BEGIN Document section

Cant remember where I found the document.

Robert Adam Gilmour, Friday, 14 November 2014 21:16 (nine years ago) link

UK or US or other?

Junior Dadaismus (James Redd and the Blecchs), Friday, 14 November 2014 21:39 (nine years ago) link

Probably UK

Robert Adam Gilmour, Friday, 14 November 2014 22:02 (nine years ago) link

Considerably fewer in US

Junior Dadaismus (James Redd and the Blecchs), Friday, 14 November 2014 22:12 (nine years ago) link

Mark Sinker makes some connections (for inst., between Gothic and Futurist lit) new to me, after viewing the National Gallery's William Morris exhibition: http://dubdobdee.co.uk/2014/11/02/the-wood-beyond-the-world-or-this-bus-has-a-new-destination/

dow, Sunday, 16 November 2014 14:51 (nine years ago) link

Thanks. Surely the friend mentioned there is an ILB poster.

Junior Dadaismus (James Redd and the Blecchs), Sunday, 16 November 2014 14:59 (nine years ago) link

RMDE at that this thread title too, as well as the terrible screenname I had at the time. Don't know why I did it. I guess the door dilated and I just had to go through it.

Junior Dadaismus (James Redd and the Blecchs), Sunday, 16 November 2014 14:59 (nine years ago) link

before I forget: this Brazilian writer recently died and Clute tweeted link to very appealing SFE overview of his work:
http://www.sf-encyclopedia.com/entry/carneiro_andre

dow, Sunday, 16 November 2014 15:51 (nine years ago) link

Ooh! I mean RIP but yknow

Οὖτις, Sunday, 16 November 2014 16:02 (nine years ago) link

Thanks. Often hard to find something like that in translation or even not in translation. Wonder if he had anything in that Cosmos Latinos anthology? Don't seem to recognize the name.

Junior Dadaismus (James Redd and the Blecchs), Sunday, 16 November 2014 16:03 (nine years ago) link

(xp, obv)

Junior Dadaismus (James Redd and the Blecchs), Sunday, 16 November 2014 16:03 (nine years ago) link

okay, "Brain Transplant."

Junior Dadaismus (James Redd and the Blecchs), Sunday, 16 November 2014 16:05 (nine years ago) link

I've only read Brain Transplant but would def read more provided stuff gets translated

Οὖτις, Sunday, 16 November 2014 16:06 (nine years ago) link

Hey James, tried to reply to yr kind email, but it won't let us reply directly, and the webmail form has the worst captcha evah, I refreshed it a half-dozen times, got rejected over and over and over and over and over and over. So I'll reply here: thanks, you keep up the good posts too!

dow, Monday, 17 November 2014 02:06 (nine years ago) link

has this been posted already?

END Document section
BEGIN Dataset content

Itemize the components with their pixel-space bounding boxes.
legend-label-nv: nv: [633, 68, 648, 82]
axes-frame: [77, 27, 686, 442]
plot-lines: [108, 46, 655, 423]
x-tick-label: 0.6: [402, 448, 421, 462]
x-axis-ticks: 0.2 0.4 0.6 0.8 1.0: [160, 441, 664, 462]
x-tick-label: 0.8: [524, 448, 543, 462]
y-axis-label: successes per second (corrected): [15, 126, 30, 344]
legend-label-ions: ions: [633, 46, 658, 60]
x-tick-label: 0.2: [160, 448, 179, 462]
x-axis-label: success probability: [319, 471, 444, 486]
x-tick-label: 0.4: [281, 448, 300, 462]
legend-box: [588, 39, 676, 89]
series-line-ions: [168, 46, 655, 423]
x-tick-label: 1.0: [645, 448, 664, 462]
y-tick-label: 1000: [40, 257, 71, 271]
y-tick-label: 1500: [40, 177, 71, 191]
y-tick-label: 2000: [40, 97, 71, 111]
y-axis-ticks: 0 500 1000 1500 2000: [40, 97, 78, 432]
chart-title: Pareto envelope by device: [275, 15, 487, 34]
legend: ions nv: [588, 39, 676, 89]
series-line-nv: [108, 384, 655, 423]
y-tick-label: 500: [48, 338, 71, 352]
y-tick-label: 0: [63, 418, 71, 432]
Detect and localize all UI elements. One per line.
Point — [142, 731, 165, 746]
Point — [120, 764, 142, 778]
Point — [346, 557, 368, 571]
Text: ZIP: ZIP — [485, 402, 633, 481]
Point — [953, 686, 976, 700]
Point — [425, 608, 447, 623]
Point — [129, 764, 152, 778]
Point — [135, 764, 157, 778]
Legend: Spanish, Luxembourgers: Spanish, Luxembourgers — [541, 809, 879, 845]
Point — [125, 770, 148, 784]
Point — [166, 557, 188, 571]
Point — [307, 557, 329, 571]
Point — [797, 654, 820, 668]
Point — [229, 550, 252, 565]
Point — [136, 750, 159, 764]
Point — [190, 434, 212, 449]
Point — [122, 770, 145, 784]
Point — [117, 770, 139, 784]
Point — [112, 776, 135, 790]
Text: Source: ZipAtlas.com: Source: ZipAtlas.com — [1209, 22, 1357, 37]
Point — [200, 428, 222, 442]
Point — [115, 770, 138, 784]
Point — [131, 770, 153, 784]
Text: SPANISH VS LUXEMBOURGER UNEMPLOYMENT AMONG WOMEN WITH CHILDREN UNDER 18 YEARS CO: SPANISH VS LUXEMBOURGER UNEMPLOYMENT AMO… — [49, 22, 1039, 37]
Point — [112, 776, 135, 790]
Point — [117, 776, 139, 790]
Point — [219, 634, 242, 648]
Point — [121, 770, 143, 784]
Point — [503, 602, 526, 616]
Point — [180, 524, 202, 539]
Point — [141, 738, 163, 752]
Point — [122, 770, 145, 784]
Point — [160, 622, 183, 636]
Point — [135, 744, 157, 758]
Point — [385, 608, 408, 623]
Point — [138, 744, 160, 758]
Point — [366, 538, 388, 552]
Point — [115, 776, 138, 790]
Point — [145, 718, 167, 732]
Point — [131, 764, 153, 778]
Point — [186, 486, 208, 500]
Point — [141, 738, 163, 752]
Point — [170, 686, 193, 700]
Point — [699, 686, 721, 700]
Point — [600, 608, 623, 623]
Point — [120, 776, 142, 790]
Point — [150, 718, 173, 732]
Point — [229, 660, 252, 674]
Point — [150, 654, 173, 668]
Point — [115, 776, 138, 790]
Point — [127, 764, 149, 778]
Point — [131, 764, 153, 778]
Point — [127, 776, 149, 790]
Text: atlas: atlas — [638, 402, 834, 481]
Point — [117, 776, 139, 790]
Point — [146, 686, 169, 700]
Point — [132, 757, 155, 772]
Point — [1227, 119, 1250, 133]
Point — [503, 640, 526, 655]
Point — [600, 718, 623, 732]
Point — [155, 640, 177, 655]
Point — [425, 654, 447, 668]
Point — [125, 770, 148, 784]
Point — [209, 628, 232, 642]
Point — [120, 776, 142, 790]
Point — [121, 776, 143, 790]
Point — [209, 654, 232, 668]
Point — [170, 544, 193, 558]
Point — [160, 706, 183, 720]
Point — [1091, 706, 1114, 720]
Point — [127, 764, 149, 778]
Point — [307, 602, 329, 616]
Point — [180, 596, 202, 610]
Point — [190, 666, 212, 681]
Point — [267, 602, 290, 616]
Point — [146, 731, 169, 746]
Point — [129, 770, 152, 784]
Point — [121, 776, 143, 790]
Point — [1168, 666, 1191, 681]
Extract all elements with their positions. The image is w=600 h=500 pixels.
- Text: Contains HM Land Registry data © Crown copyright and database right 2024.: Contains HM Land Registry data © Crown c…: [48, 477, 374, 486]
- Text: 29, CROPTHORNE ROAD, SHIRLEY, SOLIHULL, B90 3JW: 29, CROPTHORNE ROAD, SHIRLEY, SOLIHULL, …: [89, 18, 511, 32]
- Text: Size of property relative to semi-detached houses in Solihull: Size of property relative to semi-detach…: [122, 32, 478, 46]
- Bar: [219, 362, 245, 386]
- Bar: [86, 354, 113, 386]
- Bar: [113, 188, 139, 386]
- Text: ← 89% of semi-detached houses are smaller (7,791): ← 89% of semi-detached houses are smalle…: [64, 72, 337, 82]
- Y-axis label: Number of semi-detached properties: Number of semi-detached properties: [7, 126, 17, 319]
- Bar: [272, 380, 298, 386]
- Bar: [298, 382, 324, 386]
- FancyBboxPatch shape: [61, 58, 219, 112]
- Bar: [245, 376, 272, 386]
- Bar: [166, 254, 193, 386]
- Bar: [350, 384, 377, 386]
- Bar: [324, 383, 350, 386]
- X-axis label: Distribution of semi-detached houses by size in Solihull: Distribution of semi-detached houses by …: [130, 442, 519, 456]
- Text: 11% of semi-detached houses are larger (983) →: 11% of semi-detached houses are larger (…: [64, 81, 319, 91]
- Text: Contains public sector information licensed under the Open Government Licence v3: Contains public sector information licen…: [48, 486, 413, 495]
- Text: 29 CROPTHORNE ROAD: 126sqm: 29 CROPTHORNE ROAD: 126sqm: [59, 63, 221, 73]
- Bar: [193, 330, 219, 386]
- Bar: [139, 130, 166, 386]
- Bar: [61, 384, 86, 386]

END Dataset content

▸ **Task requirements**:
A: Can you summarize the forum thread in two sentences?
B: Which usernames appear as posters in the forum thread? List every one.

▸ **Answers to each task**:
A: dow shares a Mark Sinker post that draws connections, such as one between Gothic and Futurist literature, after viewing the National Gallery's William Morris exhibition, and also links an SFE overview of a recently deceased Brazilian writer's work that Clute tweeted. Other posters respond to the writer's work, with Οὖτις having read only "Brain Transplant" and willing to read more if it gets translated.

B:
- Robert Adam Gilmour
- Junior Dadaismus (James Redd and the Blecchs)
- dow
- Οὖτις